[Saved entries]
--*--

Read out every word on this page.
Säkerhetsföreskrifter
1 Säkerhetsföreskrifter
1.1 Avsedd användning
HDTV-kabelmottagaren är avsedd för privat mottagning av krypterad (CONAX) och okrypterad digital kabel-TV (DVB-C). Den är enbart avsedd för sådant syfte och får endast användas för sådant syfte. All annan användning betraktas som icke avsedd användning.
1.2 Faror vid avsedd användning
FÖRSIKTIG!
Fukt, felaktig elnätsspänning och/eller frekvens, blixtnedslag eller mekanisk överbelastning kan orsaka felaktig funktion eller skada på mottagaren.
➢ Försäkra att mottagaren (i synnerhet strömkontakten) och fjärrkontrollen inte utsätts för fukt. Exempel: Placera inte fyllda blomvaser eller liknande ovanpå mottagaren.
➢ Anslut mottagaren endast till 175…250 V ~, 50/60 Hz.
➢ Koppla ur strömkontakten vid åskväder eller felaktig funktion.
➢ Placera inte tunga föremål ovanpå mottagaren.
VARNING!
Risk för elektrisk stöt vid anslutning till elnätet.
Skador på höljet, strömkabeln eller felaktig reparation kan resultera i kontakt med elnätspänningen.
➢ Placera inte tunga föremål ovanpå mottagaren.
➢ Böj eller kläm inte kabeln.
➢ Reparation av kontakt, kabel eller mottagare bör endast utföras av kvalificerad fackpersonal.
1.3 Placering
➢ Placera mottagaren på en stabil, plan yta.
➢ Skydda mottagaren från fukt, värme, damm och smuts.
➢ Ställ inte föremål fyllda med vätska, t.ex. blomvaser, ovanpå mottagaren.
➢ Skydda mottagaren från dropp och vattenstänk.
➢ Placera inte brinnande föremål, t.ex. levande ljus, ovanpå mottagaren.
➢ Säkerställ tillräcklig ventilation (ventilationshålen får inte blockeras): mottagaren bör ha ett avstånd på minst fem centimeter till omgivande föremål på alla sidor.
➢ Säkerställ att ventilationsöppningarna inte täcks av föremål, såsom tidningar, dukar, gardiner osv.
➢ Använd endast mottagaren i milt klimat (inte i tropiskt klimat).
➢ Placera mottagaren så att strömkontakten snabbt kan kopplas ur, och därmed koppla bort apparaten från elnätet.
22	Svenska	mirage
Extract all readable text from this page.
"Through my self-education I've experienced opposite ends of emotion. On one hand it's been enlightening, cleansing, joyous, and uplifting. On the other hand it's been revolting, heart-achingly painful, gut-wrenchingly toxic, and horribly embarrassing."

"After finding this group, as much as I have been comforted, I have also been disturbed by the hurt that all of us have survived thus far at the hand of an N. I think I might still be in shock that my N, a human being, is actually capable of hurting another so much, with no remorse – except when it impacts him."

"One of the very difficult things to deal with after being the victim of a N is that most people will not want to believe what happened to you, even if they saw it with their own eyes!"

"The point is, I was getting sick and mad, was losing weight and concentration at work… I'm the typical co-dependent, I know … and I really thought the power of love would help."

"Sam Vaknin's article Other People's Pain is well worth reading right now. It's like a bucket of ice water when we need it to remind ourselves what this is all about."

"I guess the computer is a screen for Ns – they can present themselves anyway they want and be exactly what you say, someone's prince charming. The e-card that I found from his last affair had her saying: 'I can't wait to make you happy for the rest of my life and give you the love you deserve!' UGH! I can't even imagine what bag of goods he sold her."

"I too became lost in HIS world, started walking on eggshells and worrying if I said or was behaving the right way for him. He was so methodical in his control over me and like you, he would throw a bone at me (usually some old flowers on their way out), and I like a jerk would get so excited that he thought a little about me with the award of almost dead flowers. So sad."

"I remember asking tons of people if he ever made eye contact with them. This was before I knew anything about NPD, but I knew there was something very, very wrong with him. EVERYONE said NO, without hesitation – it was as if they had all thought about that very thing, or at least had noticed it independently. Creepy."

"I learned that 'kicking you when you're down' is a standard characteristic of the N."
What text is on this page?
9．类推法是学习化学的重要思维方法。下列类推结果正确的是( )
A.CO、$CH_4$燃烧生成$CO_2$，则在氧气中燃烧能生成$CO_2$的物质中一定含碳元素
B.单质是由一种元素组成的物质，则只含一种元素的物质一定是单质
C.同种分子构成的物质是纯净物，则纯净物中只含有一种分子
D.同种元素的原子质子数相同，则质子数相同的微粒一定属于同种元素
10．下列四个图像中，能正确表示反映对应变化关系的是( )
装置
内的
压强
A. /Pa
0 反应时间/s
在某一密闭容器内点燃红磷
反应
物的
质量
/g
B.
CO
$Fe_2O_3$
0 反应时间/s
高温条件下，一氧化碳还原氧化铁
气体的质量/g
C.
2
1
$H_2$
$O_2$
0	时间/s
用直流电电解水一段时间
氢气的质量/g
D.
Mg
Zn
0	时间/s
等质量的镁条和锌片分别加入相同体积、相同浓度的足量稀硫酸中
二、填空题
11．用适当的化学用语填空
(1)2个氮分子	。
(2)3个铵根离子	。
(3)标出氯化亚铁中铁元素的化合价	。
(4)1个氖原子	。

--*--

## What you need to do
Exactly as they are written, print the entries again.

## Answer to the problem
Read out every word on this page.
Säkerhetsföreskrifter
1 Säkerhetsföreskrifter
1.1 Avsedd användning
HDTV-kabelmottagaren är avsedd för privat mottagning av krypterad (CONAX) och okrypterad digital kabel-TV (DVB-C). Den är enbart avsedd för sådant syfte och får endast användas för sådant syfte. All annan användning betraktas som icke avsedd användning.
1.2 Faror vid avsedd användning
FÖRSIKTIG!
Fukt, felaktig elnätsspänning och/eller frekvens, blixtnedslag eller mekanisk överbelastning kan orsaka felaktig funktion eller skada på mottagaren.
➢ Försäkra att mottagaren (i synnerhet strömkontakten) och fjärrkontrollen inte utsätts för fukt. Exempel: Placera inte fyllda blomvaser eller liknande ovanpå mottagaren.
➢ Anslut mottagaren endast till 175…250 V ~, 50/60 Hz.
➢ Koppla ur strömkontakten vid åskväder eller felaktig funktion.
➢ Placera inte tunga föremål ovanpå mottagaren.
VARNING!
Risk för elektrisk stöt vid anslutning till elnätet.
Skador på höljet, strömkabeln eller felaktig reparation kan resultera i kontakt med elnätspänningen.
➢ Placera inte tunga föremål ovanpå mottagaren.
➢ Böj eller kläm inte kabeln.
➢ Reparation av kontakt, kabel eller mottagare bör endast utföras av kvalificerad fackpersonal.
1.3 Placering
➢ Placera mottagaren på en stabil, plan yta.
➢ Skydda mottagaren från fukt, värme, damm och smuts.
➢ Ställ inte föremål fyllda med vätska, t.ex. blomvaser, ovanpå mottagaren.
➢ Skydda mottagaren från dropp och vattenstänk.
➢ Placera inte brinnande föremål, t.ex. levande ljus, ovanpå mottagaren.
➢ Säkerställ tillräcklig ventilation (ventilationshålen får inte blockeras): mottagaren bör ha ett avstånd på minst fem centimeter till omgivande föremål på alla sidor.
➢ Säkerställ att ventilationsöppningarna inte täcks av föremål, såsom tidningar, dukar, gardiner osv.
➢ Använd endast mottagaren i milt klimat (inte i tropiskt klimat).
➢ Placera mottagaren så att strömkontakten snabbt kan kopplas ur, och därmed koppla bort apparaten från elnätet.
22	Svenska	mirage
Extract all readable text from this page.
"Through my self-education I've experienced opposite ends of emotion. On one hand it's been enlightening, cleansing, joyous, and uplifting. On the other hand it's been revolting, heart-achingly painful, gut-wrenchingly toxic, and horribly embarrassing."

"After finding this group, as much as I have been comforted, I have also been disturbed by the hurt that all of us have survived thus far at the hand of an N. I think I might still be in shock that my N, a human being, is actually capable of hurting another so much, with no remorse – except when it impacts him."

"One of the very difficult things to deal with after being the victim of a N is that most people will not want to believe what happened to you, even if they saw it with their own eyes!"

"The point is, I was getting sick and mad, was losing weight and concentration at work… I'm the typical co-dependent, I know … and I really thought the power of love would help."

"Sam Vaknin's article Other People's Pain is well worth reading right now. It's like a bucket of ice water when we need it to remind ourselves what this is all about."

"I guess the computer is a screen for Ns – they can present themselves anyway they want and be exactly what you say, someone's prince charming. The e-card that I found from his last affair had her saying: 'I can't wait to make you happy for the rest of my life and give you the love you deserve!' UGH! I can't even imagine what bag of goods he sold her."

"I too became lost in HIS world, started walking on eggshells and worrying if I said or was behaving the right way for him. He was so methodical in his control over me and like you, he would throw a bone at me (usually some old flowers on their way out), and I like a jerk would get so excited that he thought a little about me with the award of almost dead flowers. So sad."

"I remember asking tons of people if he ever made eye contact with them. This was before I knew anything about NPD, but I knew there was something very, very wrong with him. EVERYONE said NO, without hesitation – it was as if they had all thought about that very thing, or at least had noticed it independently. Creepy."

"I learned that 'kicking you when you're down' is a standard characteristic of the N."
What text is on this page?
9．类推法是学习化学的重要思维方法。下列类推结果正确的是( )
A.CO、$CH_4$燃烧生成$CO_2$，则在氧气中燃烧能生成$CO_2$的物质中一定含碳元素
B.单质是由一种元素组成的物质，则只含一种元素的物质一定是单质
C.同种分子构成的物质是纯净物，则纯净物中只含有一种分子
D.同种元素的原子质子数相同，则质子数相同的微粒一定属于同种元素
10．下列四个图像中，能正确表示反映对应变化关系的是( )
装置
内的
压强
A. /Pa
0 反应时间/s
在某一密闭容器内点燃红磷
反应
物的
质量
/g
B.
CO
$Fe_2O_3$
0 反应时间/s
高温条件下，一氧化碳还原氧化铁
气体的质量/g
C.
2
1
$H_2$
$O_2$
0	时间/s
用直流电电解水一段时间
氢气的质量/g
D.
Mg
Zn
0	时间/s
等质量的镁条和锌片分别加入相同体积、相同浓度的足量稀硫酸中
二、填空题
11．用适当的化学用语填空
(1)2个氮分子	。
(2)3个铵根离子	。
(3)标出氯化亚铁中铁元素的化合价	。
(4)1个氖原子	。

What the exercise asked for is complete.